GIVEN TASK » Which lines below hold the word "type"? Copy all of them.

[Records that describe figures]

============

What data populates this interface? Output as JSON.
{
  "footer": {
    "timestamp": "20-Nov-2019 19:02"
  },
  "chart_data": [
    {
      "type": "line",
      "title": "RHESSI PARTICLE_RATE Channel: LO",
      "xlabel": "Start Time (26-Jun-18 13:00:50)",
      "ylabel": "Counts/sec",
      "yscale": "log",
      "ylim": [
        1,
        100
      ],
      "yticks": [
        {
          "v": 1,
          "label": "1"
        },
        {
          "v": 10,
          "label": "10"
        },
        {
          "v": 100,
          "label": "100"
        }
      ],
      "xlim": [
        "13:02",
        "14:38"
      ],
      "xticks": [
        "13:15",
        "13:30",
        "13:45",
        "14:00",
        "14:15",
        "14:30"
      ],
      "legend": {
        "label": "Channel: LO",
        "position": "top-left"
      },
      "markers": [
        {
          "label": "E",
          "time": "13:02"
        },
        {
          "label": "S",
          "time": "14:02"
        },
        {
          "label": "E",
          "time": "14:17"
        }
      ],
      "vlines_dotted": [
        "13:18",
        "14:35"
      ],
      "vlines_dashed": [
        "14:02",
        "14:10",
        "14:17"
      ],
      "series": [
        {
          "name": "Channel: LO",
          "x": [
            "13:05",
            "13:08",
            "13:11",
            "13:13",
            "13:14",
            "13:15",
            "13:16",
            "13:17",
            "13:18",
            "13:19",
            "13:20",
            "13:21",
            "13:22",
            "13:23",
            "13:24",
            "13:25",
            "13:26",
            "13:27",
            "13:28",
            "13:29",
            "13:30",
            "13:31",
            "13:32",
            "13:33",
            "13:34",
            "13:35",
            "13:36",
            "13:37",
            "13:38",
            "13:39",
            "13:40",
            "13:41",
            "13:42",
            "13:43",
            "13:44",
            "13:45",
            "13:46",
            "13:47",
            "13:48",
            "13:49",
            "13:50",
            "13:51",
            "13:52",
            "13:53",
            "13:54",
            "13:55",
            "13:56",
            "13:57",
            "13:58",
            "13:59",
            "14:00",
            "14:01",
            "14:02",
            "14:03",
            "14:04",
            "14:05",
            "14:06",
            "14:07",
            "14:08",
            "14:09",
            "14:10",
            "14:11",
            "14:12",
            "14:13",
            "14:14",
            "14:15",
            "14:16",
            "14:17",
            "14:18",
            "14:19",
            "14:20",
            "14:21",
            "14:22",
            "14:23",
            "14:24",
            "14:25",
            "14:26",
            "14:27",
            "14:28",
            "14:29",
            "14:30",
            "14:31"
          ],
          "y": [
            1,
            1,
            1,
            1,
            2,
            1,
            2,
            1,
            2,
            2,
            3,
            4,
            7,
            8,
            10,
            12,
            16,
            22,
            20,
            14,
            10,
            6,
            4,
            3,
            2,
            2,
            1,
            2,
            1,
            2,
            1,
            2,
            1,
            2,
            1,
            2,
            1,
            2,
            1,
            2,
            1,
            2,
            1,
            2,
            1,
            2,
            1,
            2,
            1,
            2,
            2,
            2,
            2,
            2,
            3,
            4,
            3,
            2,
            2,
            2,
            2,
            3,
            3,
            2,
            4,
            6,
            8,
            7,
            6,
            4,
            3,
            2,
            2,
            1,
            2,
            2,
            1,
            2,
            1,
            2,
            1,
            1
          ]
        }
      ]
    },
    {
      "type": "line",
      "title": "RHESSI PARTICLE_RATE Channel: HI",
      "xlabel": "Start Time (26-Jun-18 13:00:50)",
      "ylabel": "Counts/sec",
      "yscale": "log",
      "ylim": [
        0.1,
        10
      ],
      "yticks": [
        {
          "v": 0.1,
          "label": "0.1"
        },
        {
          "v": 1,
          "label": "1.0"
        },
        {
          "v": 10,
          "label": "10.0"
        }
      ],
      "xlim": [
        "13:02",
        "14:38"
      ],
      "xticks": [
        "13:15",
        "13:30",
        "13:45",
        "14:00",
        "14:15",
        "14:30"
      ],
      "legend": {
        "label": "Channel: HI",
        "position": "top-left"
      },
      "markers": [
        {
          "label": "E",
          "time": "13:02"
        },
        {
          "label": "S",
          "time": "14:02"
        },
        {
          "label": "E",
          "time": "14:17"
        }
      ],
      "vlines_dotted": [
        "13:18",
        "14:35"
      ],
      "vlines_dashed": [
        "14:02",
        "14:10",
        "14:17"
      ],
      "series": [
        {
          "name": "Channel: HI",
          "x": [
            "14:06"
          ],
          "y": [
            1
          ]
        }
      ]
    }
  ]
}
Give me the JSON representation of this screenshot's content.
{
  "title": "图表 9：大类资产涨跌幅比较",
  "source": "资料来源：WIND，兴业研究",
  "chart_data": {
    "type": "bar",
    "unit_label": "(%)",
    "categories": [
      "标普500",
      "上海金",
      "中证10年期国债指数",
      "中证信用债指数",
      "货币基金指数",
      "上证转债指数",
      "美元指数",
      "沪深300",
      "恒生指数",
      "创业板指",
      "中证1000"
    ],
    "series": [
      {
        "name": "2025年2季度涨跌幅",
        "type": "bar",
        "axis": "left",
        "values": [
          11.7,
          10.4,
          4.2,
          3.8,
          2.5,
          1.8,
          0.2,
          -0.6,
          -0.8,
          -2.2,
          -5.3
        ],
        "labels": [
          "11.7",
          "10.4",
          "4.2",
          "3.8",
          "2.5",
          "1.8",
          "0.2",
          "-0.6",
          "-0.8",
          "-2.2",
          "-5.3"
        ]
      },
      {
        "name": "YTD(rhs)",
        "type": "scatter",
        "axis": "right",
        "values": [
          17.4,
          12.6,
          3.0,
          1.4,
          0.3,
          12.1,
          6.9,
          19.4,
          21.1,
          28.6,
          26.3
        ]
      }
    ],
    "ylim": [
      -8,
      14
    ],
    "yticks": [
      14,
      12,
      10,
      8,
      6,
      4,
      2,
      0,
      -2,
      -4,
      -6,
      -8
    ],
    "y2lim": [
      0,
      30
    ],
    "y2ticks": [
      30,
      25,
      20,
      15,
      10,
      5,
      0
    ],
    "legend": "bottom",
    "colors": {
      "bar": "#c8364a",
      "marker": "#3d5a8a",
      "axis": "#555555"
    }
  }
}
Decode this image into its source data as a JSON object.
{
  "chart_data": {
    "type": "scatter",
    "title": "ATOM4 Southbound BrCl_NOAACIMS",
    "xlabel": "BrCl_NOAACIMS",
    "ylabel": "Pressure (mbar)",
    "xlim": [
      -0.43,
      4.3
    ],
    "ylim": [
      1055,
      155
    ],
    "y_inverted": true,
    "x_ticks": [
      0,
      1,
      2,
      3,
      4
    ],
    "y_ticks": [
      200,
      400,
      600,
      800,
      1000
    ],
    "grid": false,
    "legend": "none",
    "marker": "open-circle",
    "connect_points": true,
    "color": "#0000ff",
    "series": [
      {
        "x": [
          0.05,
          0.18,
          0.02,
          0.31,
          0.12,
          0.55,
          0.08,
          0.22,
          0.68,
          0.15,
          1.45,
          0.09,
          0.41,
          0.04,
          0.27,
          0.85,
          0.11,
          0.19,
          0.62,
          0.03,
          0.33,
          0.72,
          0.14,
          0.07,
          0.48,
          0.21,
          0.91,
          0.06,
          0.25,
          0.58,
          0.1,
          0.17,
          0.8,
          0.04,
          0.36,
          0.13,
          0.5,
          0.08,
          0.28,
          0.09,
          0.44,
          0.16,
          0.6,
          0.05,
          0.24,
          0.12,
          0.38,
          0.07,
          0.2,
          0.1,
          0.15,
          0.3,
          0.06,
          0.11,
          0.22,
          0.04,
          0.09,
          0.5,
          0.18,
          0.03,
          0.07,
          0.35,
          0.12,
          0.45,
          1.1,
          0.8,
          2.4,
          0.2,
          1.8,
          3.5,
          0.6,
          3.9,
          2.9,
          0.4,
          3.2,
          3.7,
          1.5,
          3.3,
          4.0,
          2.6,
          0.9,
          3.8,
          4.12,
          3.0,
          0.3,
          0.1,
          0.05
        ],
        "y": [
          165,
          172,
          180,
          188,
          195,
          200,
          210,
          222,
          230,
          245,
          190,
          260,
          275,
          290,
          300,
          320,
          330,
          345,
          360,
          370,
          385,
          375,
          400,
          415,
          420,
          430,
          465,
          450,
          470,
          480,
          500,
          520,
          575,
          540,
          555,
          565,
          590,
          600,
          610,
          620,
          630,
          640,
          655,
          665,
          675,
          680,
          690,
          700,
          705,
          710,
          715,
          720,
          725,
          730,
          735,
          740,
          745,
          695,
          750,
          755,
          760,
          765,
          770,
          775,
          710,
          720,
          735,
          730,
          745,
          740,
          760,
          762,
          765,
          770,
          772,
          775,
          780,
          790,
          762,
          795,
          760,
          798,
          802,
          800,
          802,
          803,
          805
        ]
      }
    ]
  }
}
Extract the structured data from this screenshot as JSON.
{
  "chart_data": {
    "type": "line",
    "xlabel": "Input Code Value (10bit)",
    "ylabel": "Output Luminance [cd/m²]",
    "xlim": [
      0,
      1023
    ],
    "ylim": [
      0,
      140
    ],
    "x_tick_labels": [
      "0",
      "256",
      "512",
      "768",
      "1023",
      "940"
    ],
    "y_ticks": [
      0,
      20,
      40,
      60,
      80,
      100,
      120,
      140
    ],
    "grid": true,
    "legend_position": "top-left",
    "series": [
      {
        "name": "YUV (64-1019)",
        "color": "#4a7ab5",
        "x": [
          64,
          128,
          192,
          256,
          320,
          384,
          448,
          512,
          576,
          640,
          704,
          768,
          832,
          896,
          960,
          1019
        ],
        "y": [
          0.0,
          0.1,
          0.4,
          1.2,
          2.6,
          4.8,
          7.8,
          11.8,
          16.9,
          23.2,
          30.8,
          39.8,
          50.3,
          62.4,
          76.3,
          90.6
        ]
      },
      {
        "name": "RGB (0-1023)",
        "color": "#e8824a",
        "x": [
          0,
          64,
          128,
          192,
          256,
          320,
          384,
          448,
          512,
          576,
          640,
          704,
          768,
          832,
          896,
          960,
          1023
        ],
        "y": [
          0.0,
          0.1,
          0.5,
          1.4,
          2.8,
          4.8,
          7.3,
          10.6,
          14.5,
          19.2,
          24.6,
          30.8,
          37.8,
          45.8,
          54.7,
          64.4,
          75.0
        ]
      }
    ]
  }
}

============

EXPECTED ANSWER »
      "type": "line",
      "type": "line",
    "type": "bar",
        "type": "bar",
        "type": "scatter",
    "type": "scatter",
    "type": "line",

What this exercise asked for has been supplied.